#### [Extrait du texte]

-=-=-=-=-

L'Angleterre proprement dite, la portion la plus grande et la plus riche des trois royaumes, comprend 13 millions d'hectares, ou un peu plus du tiers de l'étendue totale des Iles-Britanniques et l'équivalent d'un quart de la France. C'est d'elle surtout qu'il doit être question dans cette étude. En lui comparant le quart de la France le mieux cultivé, c'est-à-dire l'angle du nord-ouest, qui comprend les anciennes provinces de la Flandre, de l'Artois, de la Picardie, de la Normandie, de l'Ile-de-France, et même en y ajoutant les départements les plus riches des autres régions, nous n'avons pas une égale étendue de terres bien cultivées à lui opposer. Certaines parties de notre sol, comme le département du Nord presque tout entier et quelques autres cantons détachés, sont supérieures comme production à ce qu'il y a de mieux en Angleterre ; d'autres, comme les départements de la Seine-Inférieure, de la Somme, du Pas-de-Calais, de l'Oise, peuvent soutenir la comparaison; mais 13 millions d'hectares comparables comme culture aux 13 millions d'hectares anglais, nous ne les possédons pas.

Le sol et le climat de l'Angleterre seraient-ils donc naturellement supérieurs aux nôtres? Bien loin de là. Un million d'hectares sur 13 sont restés tout à fait improductifs et ont résisté jusqu'ici à tous les efforts de

l'homme; sur les 12 millions restants, les deux tiers au moins sont des terres ingrates et rebelles que l'industrie humaine a eu besoin de conquérir.

La pointe sud de l'île, qui forme le comté de Cornouailles et plus de la moitié du Devon, se compose de terrains granitiques analogues à ceux de notre Bretagne. Il y a là, dans les anciennes forêts d'Exmoor et de Dartmoor, dans les montagnes qui finissent au Land's End et dans celles qui avoisinent la presqu'île galloise, près d'un millon d'hectares qui n'ont que bien peu de valeur. Dans le nord, d'autres montagnes, celles qui séparent l'Angleterre de l'Écosse, couvrent de leurs ramifications les comtés de Northumberland, Cumberland, Westmoreland, et une partie de ceux de Lancastre, Durham, York et Derby. Cette région, qui comprend plus de 2 millions d'hectares, ne vaut guère mieux que la première. C'est un pays pittoresque par excellence, parsemé de lacs et de cascades, mais qui n'offre, comme les pays pittoresques en général, que peu de ressources à la culture.

Presque partout où le sol n'est pas montueux, il est naturellement couvert de marécages. Les comtés de Lincoln et de Cambridge, qui comptent aujourd'hui, surtout le premier, parmi les plus productifs, n'étaient autrefois qu'un marais couvert en partie par les eaux de la mer, comme les polders de Hollande qui leur font face de l'autre côté du détroit. De nombreuses tourbières appelées mosses montrent encore çà et là l'état primitif du pays. Sur d'autres points sont de grandes étendues de sables délaissés par l'Océan; le comté de Norfolk, où a pris naissance le système agricole qui a fait la fortune de l'Angleterre, n'est pas autre chose.

-=-=-=-=-

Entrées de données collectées
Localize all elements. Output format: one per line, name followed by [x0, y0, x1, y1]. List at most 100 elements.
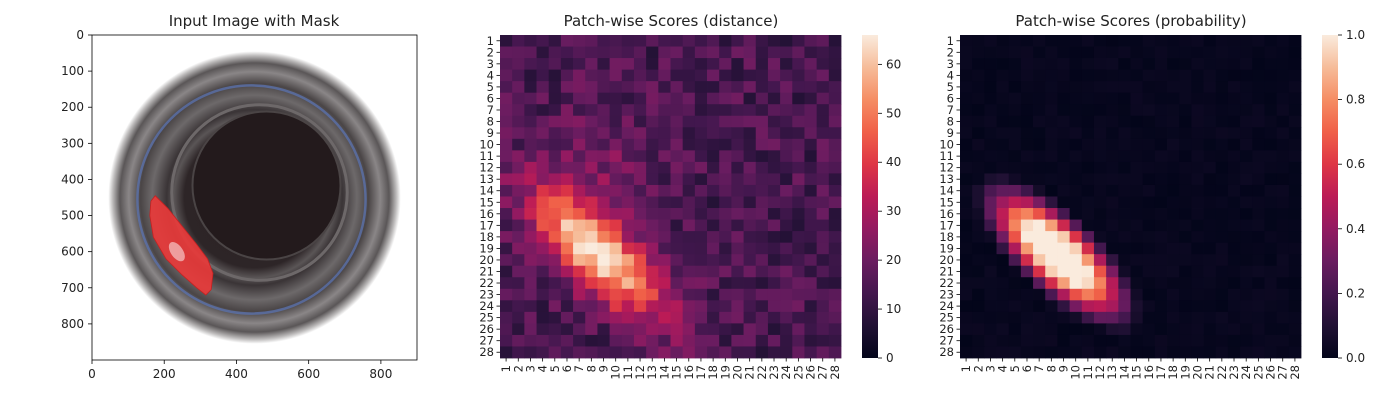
heatmap-cell: [1142, 138, 1156, 151]
heatmap-cell: [1045, 173, 1058, 186]
heatmap-cell: [1057, 104, 1071, 117]
heatmap-cell: [621, 115, 635, 128]
heatmap-cell: [597, 46, 611, 59]
heatmap-cell: [780, 208, 793, 220]
heatmap-cell: [1045, 127, 1058, 140]
heatmap-cell: [560, 69, 574, 82]
heatmap-cell: [719, 254, 732, 267]
defect-mask: [149, 195, 214, 296]
heatmap-cell: [1154, 173, 1168, 186]
heatmap-cell: [1118, 58, 1131, 71]
heatmap-cell: [1154, 288, 1168, 301]
heatmap-cell: [1191, 81, 1204, 94]
heatmap-cell: [1093, 58, 1107, 71]
heatmap-cell: [682, 219, 696, 232]
heatmap-cell: [646, 323, 659, 336]
heatmap-cell: [609, 231, 623, 244]
heatmap-cell: [585, 58, 598, 71]
heatmap-cell: [1227, 277, 1241, 290]
heatmap-cell: [1215, 334, 1229, 347]
heatmap-cell: [1154, 208, 1168, 220]
heatmap-cell: [1118, 208, 1131, 220]
y-tick-label: 25: [479, 311, 494, 325]
heatmap-cell: [816, 288, 830, 301]
heatmap-cell: [984, 208, 997, 220]
heatmap-cell: [1045, 81, 1058, 94]
heatmap-cell: [694, 69, 708, 82]
heatmap-cell: [1288, 161, 1302, 174]
heatmap-cell: [719, 288, 732, 301]
heatmap-cell: [536, 242, 550, 255]
heatmap-cell: [816, 208, 830, 220]
heatmap-cell: [804, 46, 818, 59]
heatmap-cell: [1093, 104, 1107, 117]
heatmap-cell: [1093, 219, 1107, 232]
heatmap-cell: [548, 196, 562, 209]
heatmap-cell: [670, 254, 684, 267]
heatmap-cell: [633, 346, 647, 359]
heatmap-cell: [1057, 288, 1071, 301]
heatmap-cell: [585, 104, 598, 117]
heatmap-cell: [1020, 346, 1034, 359]
heatmap-cell: [804, 208, 818, 220]
heatmap-cell: [1179, 150, 1192, 163]
heatmap-cell: [1179, 196, 1192, 209]
heatmap-cell: [1069, 242, 1083, 255]
heatmap-cell: [984, 288, 997, 301]
heatmap-cell: [1191, 115, 1204, 128]
heatmap-cell: [816, 92, 830, 105]
heatmap-cell: [1203, 35, 1217, 47]
heatmap-cell: [972, 231, 985, 244]
heatmap-cell: [646, 219, 659, 232]
heatmap-cell: [560, 231, 574, 244]
heatmap-cell: [1276, 173, 1290, 186]
heatmap-cell: [828, 35, 842, 47]
heatmap-cell: [1191, 300, 1204, 313]
heatmap-cell: [707, 35, 720, 47]
heatmap-cell: [1203, 277, 1217, 290]
heatmap-cell: [633, 69, 647, 82]
heatmap-cell: [804, 58, 818, 71]
heatmap-cell: [1118, 173, 1131, 186]
heatmap-cell: [1276, 161, 1290, 174]
heatmap-cell: [1179, 288, 1192, 301]
heatmap-cell: [1167, 288, 1180, 301]
y-tick-label: 6: [487, 91, 494, 105]
heatmap-cell: [1045, 346, 1058, 359]
heatmap-cell: [1142, 334, 1156, 347]
heatmap-cell: [597, 92, 611, 105]
heatmap-cell: [984, 323, 997, 336]
x-tick-label: 0: [88, 367, 96, 381]
heatmap-cell: [694, 115, 708, 128]
heatmap-cell: [682, 81, 696, 94]
heatmap-cell: [780, 242, 793, 255]
heatmap-cell: [1191, 196, 1204, 209]
heatmap-cell: [707, 161, 720, 174]
heatmap-cell: [1081, 288, 1095, 301]
heatmap-cell: [1020, 242, 1034, 255]
heatmap-cell: [1179, 69, 1192, 82]
heatmap-cell: [731, 104, 744, 117]
heatmap-cell: [1033, 311, 1046, 324]
heatmap-cell: [512, 92, 525, 105]
jar-opening: [191, 110, 342, 261]
heatmap-cell: [500, 58, 513, 71]
heatmap-cell: [585, 323, 598, 336]
heatmap-cell: [621, 208, 635, 220]
heatmap-cell: [585, 277, 598, 290]
heatmap-cell: [1203, 288, 1217, 301]
heatmap-cell: [1106, 104, 1119, 117]
heatmap-cell: [1191, 265, 1204, 278]
heatmap-cell: [1057, 138, 1071, 151]
heatmap-cell: [731, 231, 744, 244]
colorbar-tick-label: 0.6: [1346, 157, 1365, 171]
heatmap-cell: [1020, 300, 1034, 313]
heatmap-cell: [972, 323, 985, 336]
heatmap-cell: [1118, 288, 1131, 301]
heatmap-cell: [1069, 81, 1083, 94]
heatmap-cell: [1227, 161, 1241, 174]
heatmap-cell: [500, 300, 513, 313]
heatmap-cell: [597, 300, 611, 313]
heatmap-cell: [548, 231, 562, 244]
heatmap-cell: [1288, 173, 1302, 186]
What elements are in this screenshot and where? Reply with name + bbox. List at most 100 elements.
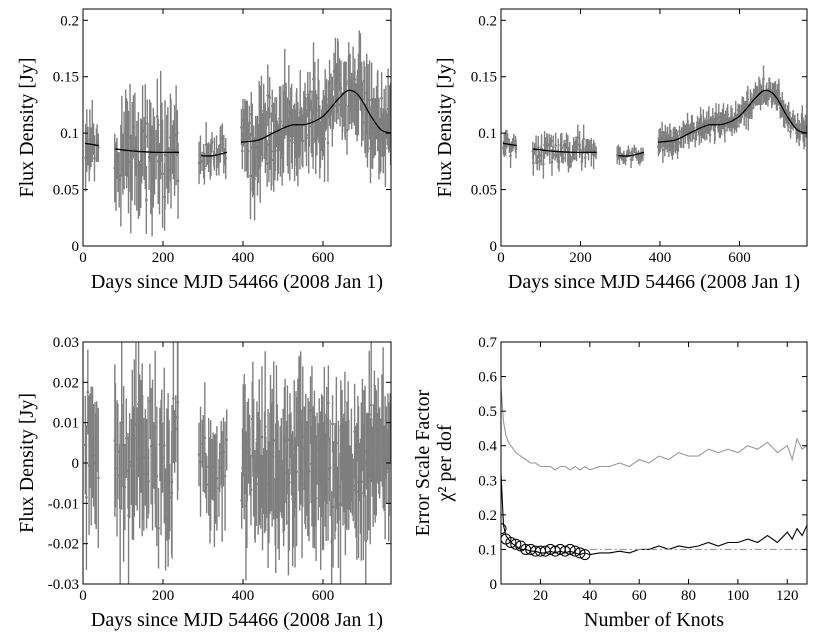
data-point xyxy=(118,506,122,509)
data-point xyxy=(209,156,213,159)
y-tick-label: 0 xyxy=(72,456,80,472)
y-axis-label: Flux Density [Jy] xyxy=(434,58,456,198)
y-axis-label-line-2: χ² per dof xyxy=(434,424,456,502)
data-point xyxy=(305,136,308,140)
data-point xyxy=(512,139,516,143)
y-tick-label: 0.1 xyxy=(478,126,497,142)
x-tick-label: 0 xyxy=(79,250,87,266)
data-point xyxy=(364,539,368,542)
data-point xyxy=(379,138,383,141)
data-point xyxy=(176,179,180,183)
data-point xyxy=(145,122,149,125)
data-series-segment xyxy=(615,144,645,168)
data-point xyxy=(253,177,256,181)
data-point xyxy=(369,403,373,407)
data-point xyxy=(217,158,221,162)
data-point xyxy=(116,450,120,453)
data-point xyxy=(132,125,135,129)
data-point xyxy=(145,472,148,475)
data-point xyxy=(170,480,174,484)
data-point xyxy=(176,400,180,404)
data-point xyxy=(331,111,335,114)
data-point xyxy=(92,454,95,457)
fit-curve-segment-4 xyxy=(240,89,391,143)
data-point xyxy=(629,158,633,161)
data-point xyxy=(664,131,667,135)
plot-frame xyxy=(500,8,808,247)
data-point xyxy=(222,450,225,454)
y-tick-label: 0.1 xyxy=(60,126,79,142)
data-point xyxy=(249,174,252,178)
x-tick-label: 40 xyxy=(582,588,597,604)
data-point xyxy=(290,137,294,141)
data-point xyxy=(576,136,580,139)
data-series-segment xyxy=(113,342,180,584)
data-point xyxy=(368,98,371,102)
data-point xyxy=(145,198,148,202)
data-point xyxy=(779,107,783,111)
data-point xyxy=(283,439,287,443)
data-point xyxy=(584,156,587,159)
x-tick-label: 100 xyxy=(727,588,750,604)
chart-panel-4: 20 40 60 80 100 120 0 0.1 0.2 0.3 0.4 0.5 0.6 0.7 Numb… xyxy=(412,335,808,631)
plot-area xyxy=(84,30,391,237)
data-point xyxy=(333,104,337,108)
data-point xyxy=(124,436,128,440)
data-point xyxy=(560,146,564,150)
data-point xyxy=(173,149,176,152)
data-point xyxy=(660,131,664,134)
data-point xyxy=(172,397,175,400)
data-point xyxy=(692,126,696,130)
data-series-segment xyxy=(197,122,228,185)
fit-curve-segment-1 xyxy=(502,142,518,147)
x-tick-label: 60 xyxy=(632,588,647,604)
data-point xyxy=(557,160,561,163)
data-point xyxy=(120,421,124,425)
chart-panel-3: 0 200 400 600 -0.03 -0.02 -0.01 0 0.01 0.02 0.03 Da… xyxy=(16,335,392,631)
data-point xyxy=(254,482,258,486)
data-point xyxy=(301,139,305,143)
data-point xyxy=(139,435,143,438)
y-tick-label: 0.4 xyxy=(478,439,497,455)
data-point xyxy=(221,136,224,139)
data-point xyxy=(337,485,341,488)
data-point xyxy=(323,137,326,141)
data-point xyxy=(142,472,146,476)
data-point xyxy=(542,162,545,166)
data-point xyxy=(750,106,754,110)
data-point xyxy=(265,482,268,486)
x-tick-label: 0 xyxy=(79,588,87,604)
data-point xyxy=(315,137,319,140)
knot-marker xyxy=(510,538,522,550)
data-series-segment xyxy=(657,65,807,163)
fit-curve-segment-3 xyxy=(618,151,645,157)
data-point xyxy=(315,109,318,112)
data-point xyxy=(746,97,750,101)
y-tick-label: 0.05 xyxy=(53,183,79,199)
y-tick-label: 0.6 xyxy=(478,370,497,386)
data-series-segment xyxy=(113,70,180,237)
data-point xyxy=(624,159,627,162)
knot-marker xyxy=(579,549,591,561)
data-point xyxy=(627,151,631,155)
data-point xyxy=(327,401,330,405)
y-tick-label: -0.03 xyxy=(48,577,79,593)
data-point xyxy=(360,480,363,483)
data-series-segment xyxy=(240,30,391,221)
plot-frame xyxy=(500,341,808,585)
data-point xyxy=(199,460,202,464)
data-point xyxy=(633,147,636,151)
data-point xyxy=(176,131,179,135)
data-point xyxy=(339,503,342,506)
data-series-segment xyxy=(240,342,391,584)
y-axis-label: Flux Density [Jy] xyxy=(16,58,38,198)
data-point xyxy=(97,146,100,149)
data-point xyxy=(361,121,365,124)
plot-frame xyxy=(82,8,392,247)
data-point xyxy=(344,82,348,85)
data-point xyxy=(793,119,797,123)
x-tick-label: 20 xyxy=(533,588,548,604)
y-tick-label: 0.7 xyxy=(478,335,497,351)
data-point xyxy=(288,138,292,142)
data-point xyxy=(215,477,219,480)
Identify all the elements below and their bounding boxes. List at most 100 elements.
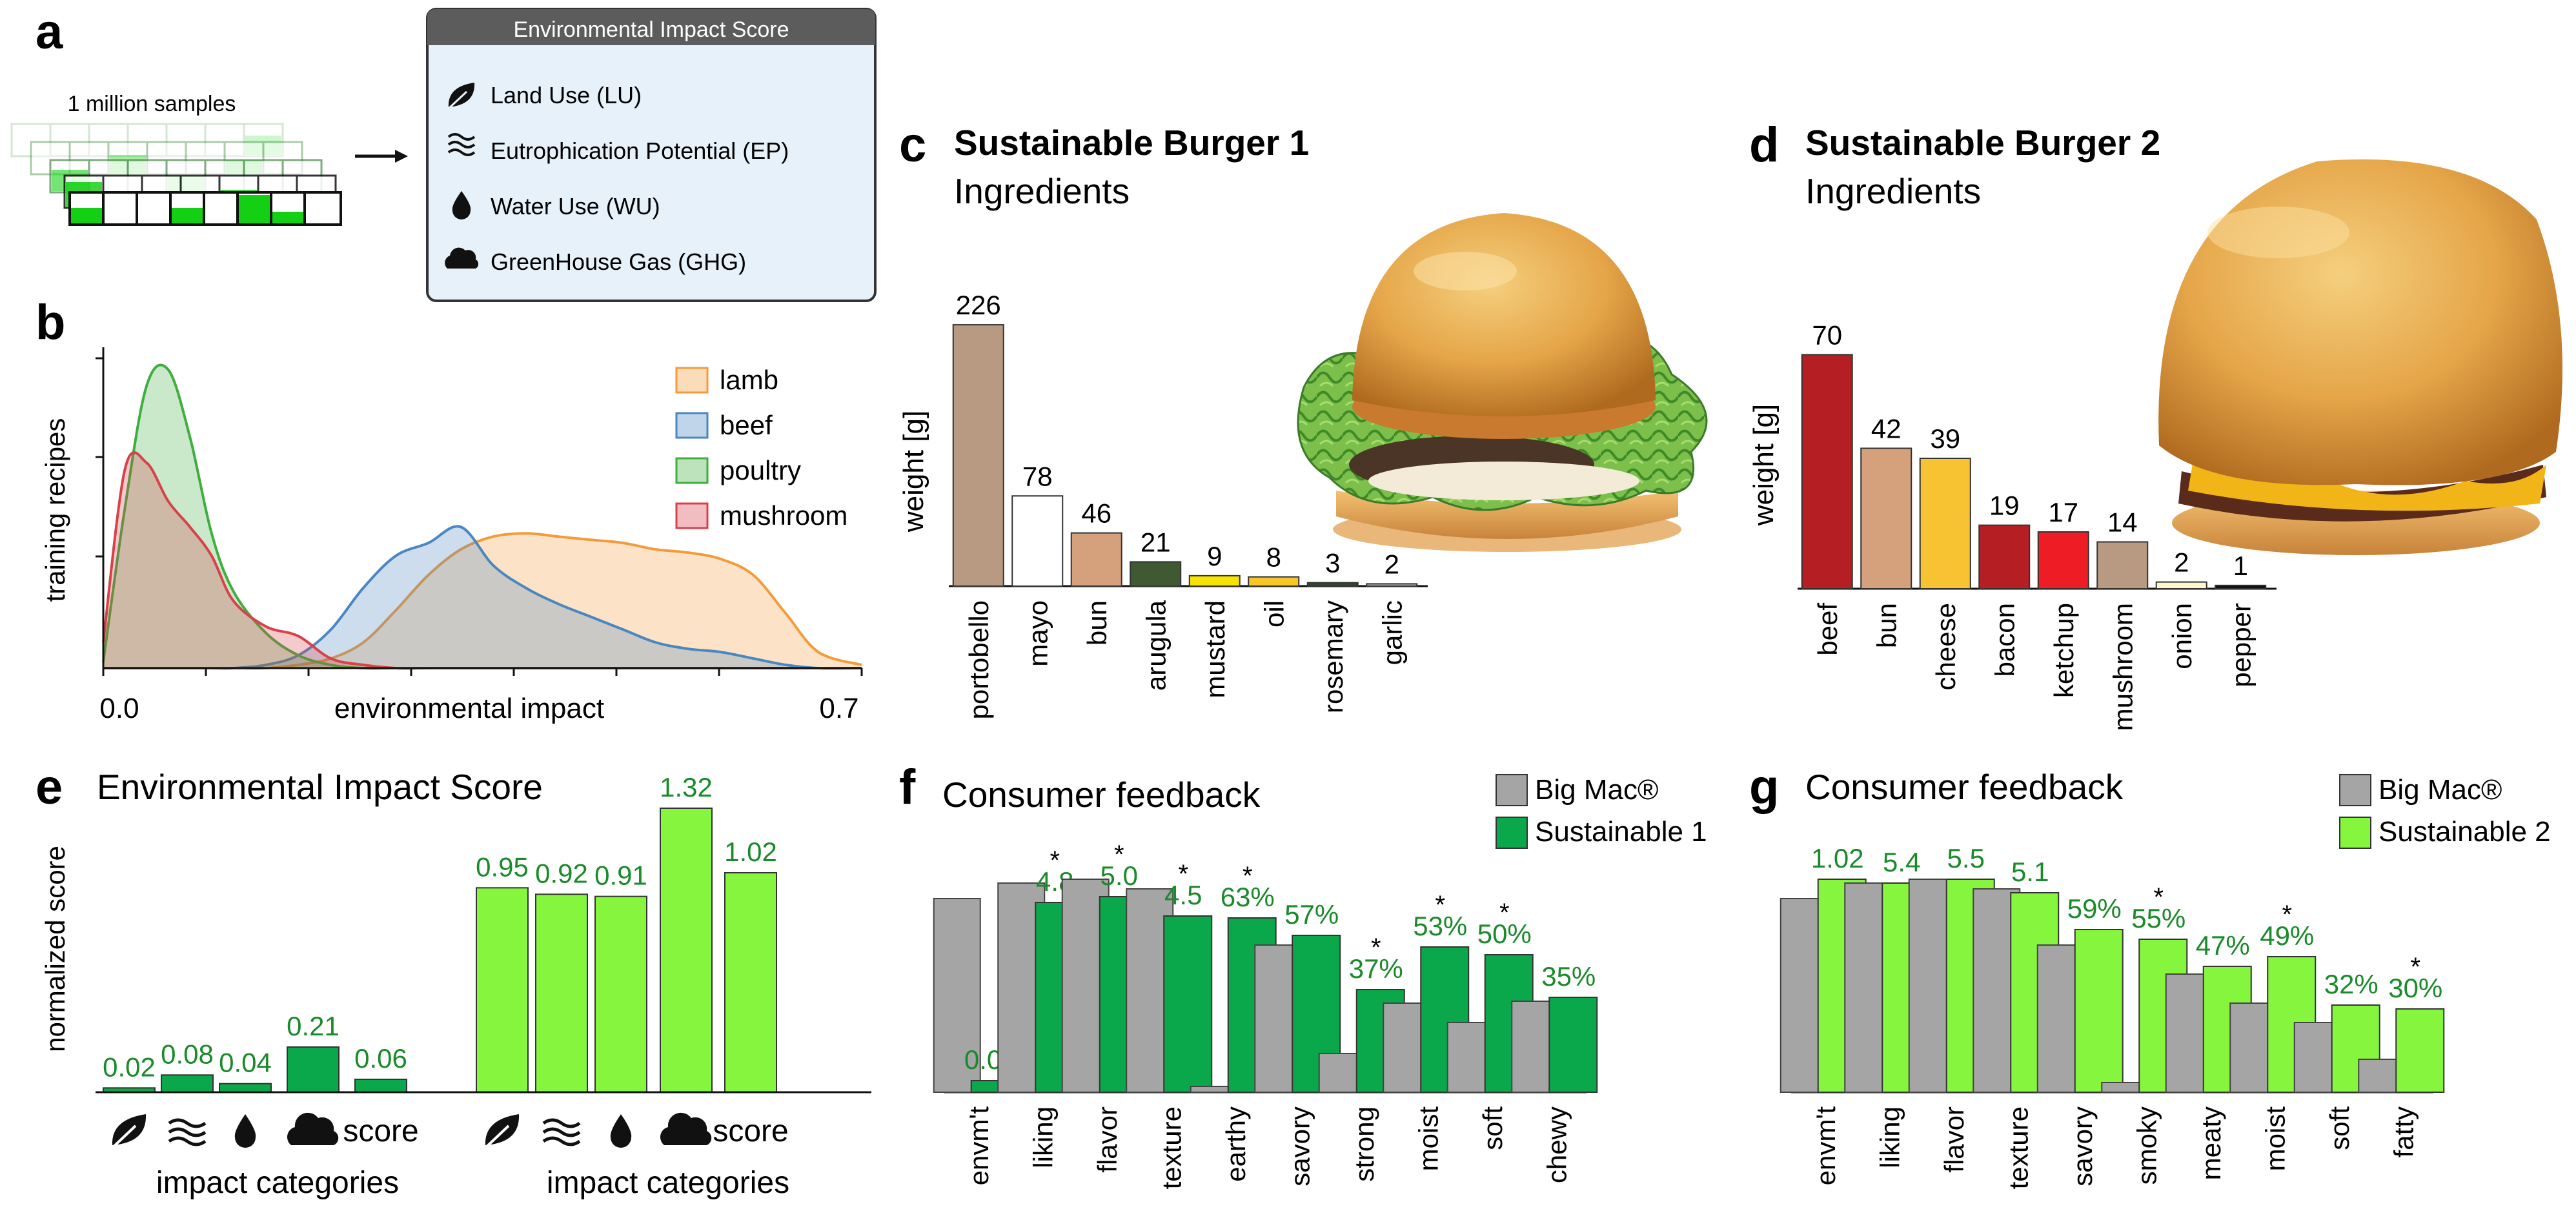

-=-=-=-=-

#### [Problèmes à résoudre]
• A. Reformulez sous forme de liste le paragraphe de l'extrait sur le sol de l'Angleterre qui commence par « La pointe sud de l'île », en conservant ses faits principaux.
• B. Énumérez les anciennes provinces françaises que l'extrait sur le sol de l'Angleterre cite comme composant l'angle du nord-ouest de la France.
• C. Reproduisez tout le passage de l'extrait sur le sol de l'Angleterre allant de « La pointe sud » jusqu'à « à la culture. », en remplaçant « Bretagne » par « Normandie ».

#### [Réponses ci-dessous]
• A.
- La pointe sud de l'île, soit le comté de Cornouailles et plus de la moitié du Devon, se compose de terrains granitiques analogues à ceux de la Bretagne.
- Les anciennes forêts d'Exmoor et de Dartmoor, les montagnes qui finissent au Land's End et celles qui avoisinent la presqu'île galloise représentent près d'un million d'hectares de bien peu de valeur.
- Au nord, les montagnes qui séparent l'Angleterre de l'Écosse couvrent les comtés de Northumberland, Cumberland et Westmoreland, ainsi qu'une partie de ceux de Lancastre, Durham, York et Derby.
- Cette région de plus de 2 millions d'hectares ne vaut guère mieux que la première.
- Pays pittoresque parsemé de lacs et de cascades, elle n'offre que peu de ressources à la culture.

• B.
- la Flandre
- l'Artois
- la Picardie
- la Normandie
- l'Ile-de-France

• C.
La pointe sud de l'île, qui forme le comté de Cornouailles et plus de la moitié du Devon, se compose de terrains granitiques analogues à ceux de notre Normandie. Il y a là, dans les anciennes forêts d'Exmoor et de Dartmoor, dans les montagnes qui finissent au Land's End et dans celles qui avoisinent la presqu'île galloise, près d'un millon d'hectares qui n'ont que bien peu de valeur. Dans le nord, d'autres montagnes, celles qui séparent l'Angleterre de l'Écosse, couvrent de leurs ramifications les comtés de Northumberland, Cumberland, Westmoreland, et une partie de ceux de Lancastre, Durham, York et Derby. Cette région, qui comprend plus de 2 millions d'hectares, ne vaut guère mieux que la première. C'est un pays pittoresque par excellence, parsemé de lacs et de cascades, mais qui n'offre, comme les pays pittoresques en général, que peu de ressources à la culture.